--- BEGIN PROVIDED DATA ---

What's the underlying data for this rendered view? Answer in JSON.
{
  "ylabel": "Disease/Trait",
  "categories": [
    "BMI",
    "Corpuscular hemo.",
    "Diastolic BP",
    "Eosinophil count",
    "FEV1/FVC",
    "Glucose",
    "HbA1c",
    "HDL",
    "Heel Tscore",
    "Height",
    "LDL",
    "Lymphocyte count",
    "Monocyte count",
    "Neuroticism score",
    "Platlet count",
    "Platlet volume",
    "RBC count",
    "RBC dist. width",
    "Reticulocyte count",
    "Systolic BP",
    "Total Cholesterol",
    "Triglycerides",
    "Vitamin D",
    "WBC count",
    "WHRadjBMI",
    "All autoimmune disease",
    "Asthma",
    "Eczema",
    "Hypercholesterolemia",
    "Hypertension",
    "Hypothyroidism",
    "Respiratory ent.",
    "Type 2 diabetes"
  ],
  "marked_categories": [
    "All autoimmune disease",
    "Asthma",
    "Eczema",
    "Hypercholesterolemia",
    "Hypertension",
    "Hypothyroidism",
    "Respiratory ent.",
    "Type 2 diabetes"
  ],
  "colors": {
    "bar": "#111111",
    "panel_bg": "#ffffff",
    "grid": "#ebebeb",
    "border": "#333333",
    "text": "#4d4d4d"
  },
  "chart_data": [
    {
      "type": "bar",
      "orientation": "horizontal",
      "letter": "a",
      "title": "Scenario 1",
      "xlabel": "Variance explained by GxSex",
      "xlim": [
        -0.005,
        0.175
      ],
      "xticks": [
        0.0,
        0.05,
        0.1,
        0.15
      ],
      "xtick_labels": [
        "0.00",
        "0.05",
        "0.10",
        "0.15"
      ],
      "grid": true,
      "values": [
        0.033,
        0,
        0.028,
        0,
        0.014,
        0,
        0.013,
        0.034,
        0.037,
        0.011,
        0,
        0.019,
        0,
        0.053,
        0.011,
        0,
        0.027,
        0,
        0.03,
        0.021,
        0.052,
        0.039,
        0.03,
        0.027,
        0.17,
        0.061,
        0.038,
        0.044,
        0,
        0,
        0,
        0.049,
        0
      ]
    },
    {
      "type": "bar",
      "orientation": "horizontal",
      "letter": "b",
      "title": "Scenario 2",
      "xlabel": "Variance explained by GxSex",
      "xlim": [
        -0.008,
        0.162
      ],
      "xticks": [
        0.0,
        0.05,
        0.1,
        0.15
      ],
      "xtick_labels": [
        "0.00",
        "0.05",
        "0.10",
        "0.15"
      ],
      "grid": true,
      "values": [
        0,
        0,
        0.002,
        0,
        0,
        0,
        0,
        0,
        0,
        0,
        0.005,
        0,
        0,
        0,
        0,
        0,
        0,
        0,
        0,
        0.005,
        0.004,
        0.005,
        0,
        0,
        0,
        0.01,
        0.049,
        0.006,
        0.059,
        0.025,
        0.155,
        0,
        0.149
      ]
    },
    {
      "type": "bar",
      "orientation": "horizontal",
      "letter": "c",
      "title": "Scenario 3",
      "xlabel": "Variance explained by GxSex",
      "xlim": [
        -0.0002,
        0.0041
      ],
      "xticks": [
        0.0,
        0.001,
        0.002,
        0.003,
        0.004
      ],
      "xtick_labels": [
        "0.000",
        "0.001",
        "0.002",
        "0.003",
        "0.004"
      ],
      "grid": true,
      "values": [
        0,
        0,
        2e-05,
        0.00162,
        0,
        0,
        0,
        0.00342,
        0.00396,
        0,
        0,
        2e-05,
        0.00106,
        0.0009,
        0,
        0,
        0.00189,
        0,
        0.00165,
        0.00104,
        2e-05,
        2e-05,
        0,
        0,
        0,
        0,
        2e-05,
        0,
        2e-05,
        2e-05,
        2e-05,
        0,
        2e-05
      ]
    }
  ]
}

--- END PROVIDED DATA ---

#### OBJECTIVE
Write out all records exactly, keeping every detail.

#### OUTPUT FOR THIS TASK
What's the underlying data for this rendered view? Answer in JSON.
{
  "ylabel": "Disease/Trait",
  "categories": [
    "BMI",
    "Corpuscular hemo.",
    "Diastolic BP",
    "Eosinophil count",
    "FEV1/FVC",
    "Glucose",
    "HbA1c",
    "HDL",
    "Heel Tscore",
    "Height",
    "LDL",
    "Lymphocyte count",
    "Monocyte count",
    "Neuroticism score",
    "Platlet count",
    "Platlet volume",
    "RBC count",
    "RBC dist. width",
    "Reticulocyte count",
    "Systolic BP",
    "Total Cholesterol",
    "Triglycerides",
    "Vitamin D",
    "WBC count",
    "WHRadjBMI",
    "All autoimmune disease",
    "Asthma",
    "Eczema",
    "Hypercholesterolemia",
    "Hypertension",
    "Hypothyroidism",
    "Respiratory ent.",
    "Type 2 diabetes"
  ],
  "marked_categories": [
    "All autoimmune disease",
    "Asthma",
    "Eczema",
    "Hypercholesterolemia",
    "Hypertension",
    "Hypothyroidism",
    "Respiratory ent.",
    "Type 2 diabetes"
  ],
  "colors": {
    "bar": "#111111",
    "panel_bg": "#ffffff",
    "grid": "#ebebeb",
    "border": "#333333",
    "text": "#4d4d4d"
  },
  "chart_data": [
    {
      "type": "bar",
      "orientation": "horizontal",
      "letter": "a",
      "title": "Scenario 1",
      "xlabel": "Variance explained by GxSex",
      "xlim": [
        -0.005,
        0.175
      ],
      "xticks": [
        0.0,
        0.05,
        0.1,
        0.15
      ],
      "xtick_labels": [
        "0.00",
        "0.05",
        "0.10",
        "0.15"
      ],
      "grid": true,
      "values": [
        0.033,
        0,
        0.028,
        0,
        0.014,
        0,
        0.013,
        0.034,
        0.037,
        0.011,
        0,
        0.019,
        0,
        0.053,
        0.011,
        0,
        0.027,
        0,
        0.03,
        0.021,
        0.052,
        0.039,
        0.03,
        0.027,
        0.17,
        0.061,
        0.038,
        0.044,
        0,
        0,
        0,
        0.049,
        0
      ]
    },
    {
      "type": "bar",
      "orientation": "horizontal",
      "letter": "b",
      "title": "Scenario 2",
      "xlabel": "Variance explained by GxSex",
      "xlim": [
        -0.008,
        0.162
      ],
      "xticks": [
        0.0,
        0.05,
        0.1,
        0.15
      ],
      "xtick_labels": [
        "0.00",
        "0.05",
        "0.10",
        "0.15"
      ],
      "grid": true,
      "values": [
        0,
        0,
        0.002,
        0,
        0,
        0,
        0,
        0,
        0,
        0,
        0.005,
        0,
        0,
        0,
        0,
        0,
        0,
        0,
        0,
        0.005,
        0.004,
        0.005,
        0,
        0,
        0,
        0.01,
        0.049,
        0.006,
        0.059,
        0.025,
        0.155,
        0,
        0.149
      ]
    },
    {
      "type": "bar",
      "orientation": "horizontal",
      "letter": "c",
      "title": "Scenario 3",
      "xlabel": "Variance explained by GxSex",
      "xlim": [
        -0.0002,
        0.0041
      ],
      "xticks": [
        0.0,
        0.001,
        0.002,
        0.003,
        0.004
      ],
      "xtick_labels": [
        "0.000",
        "0.001",
        "0.002",
        "0.003",
        "0.004"
      ],
      "grid": true,
      "values": [
        0,
        0,
        2e-05,
        0.00162,
        0,
        0,
        0,
        0.00342,
        0.00396,
        0,
        0,
        2e-05,
        0.00106,
        0.0009,
        0,
        0,
        0.00189,
        0,
        0.00165,
        0.00104,
        2e-05,
        2e-05,
        0,
        0,
        0,
        0,
        2e-05,
        0,
        2e-05,
        2e-05,
        2e-05,
        0,
        2e-05
      ]
    }
  ]
}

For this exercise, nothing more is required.